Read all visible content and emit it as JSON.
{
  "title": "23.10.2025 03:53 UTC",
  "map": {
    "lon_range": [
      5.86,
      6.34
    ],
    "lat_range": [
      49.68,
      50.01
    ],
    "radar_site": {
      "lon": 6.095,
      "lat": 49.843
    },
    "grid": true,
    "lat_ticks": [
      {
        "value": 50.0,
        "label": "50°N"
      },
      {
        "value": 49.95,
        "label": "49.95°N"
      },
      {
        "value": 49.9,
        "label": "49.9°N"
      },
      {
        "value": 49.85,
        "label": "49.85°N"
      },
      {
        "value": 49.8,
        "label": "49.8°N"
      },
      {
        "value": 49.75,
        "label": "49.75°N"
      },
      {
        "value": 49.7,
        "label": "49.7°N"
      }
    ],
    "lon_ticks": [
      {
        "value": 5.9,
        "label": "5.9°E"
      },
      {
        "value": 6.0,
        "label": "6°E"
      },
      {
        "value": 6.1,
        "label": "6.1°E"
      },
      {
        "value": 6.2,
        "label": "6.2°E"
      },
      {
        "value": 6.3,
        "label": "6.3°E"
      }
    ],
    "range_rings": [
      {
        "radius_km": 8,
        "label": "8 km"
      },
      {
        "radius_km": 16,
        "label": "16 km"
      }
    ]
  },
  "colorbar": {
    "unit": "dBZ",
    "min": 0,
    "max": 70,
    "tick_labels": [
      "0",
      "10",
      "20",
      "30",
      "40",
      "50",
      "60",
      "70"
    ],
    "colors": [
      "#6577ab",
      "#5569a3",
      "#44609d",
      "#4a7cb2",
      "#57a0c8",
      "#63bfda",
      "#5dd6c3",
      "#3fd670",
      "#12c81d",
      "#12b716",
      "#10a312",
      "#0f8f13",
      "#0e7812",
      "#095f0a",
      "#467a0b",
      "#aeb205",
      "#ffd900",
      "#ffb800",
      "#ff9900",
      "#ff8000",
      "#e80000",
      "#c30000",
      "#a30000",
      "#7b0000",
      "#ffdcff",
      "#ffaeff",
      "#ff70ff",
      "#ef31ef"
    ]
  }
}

::::::

What is expected
Read through the data and copy every line where "value" shows up.

Exercise response
        "value": 50.0,
        "value": 49.95,
        "value": 49.9,
        "value": 49.85,
        "value": 49.8,
        "value": 49.75,
        "value": 49.7,
        "value": 5.9,
        "value": 6.0,
        "value": 6.1,
        "value": 6.2,
        "value": 6.3,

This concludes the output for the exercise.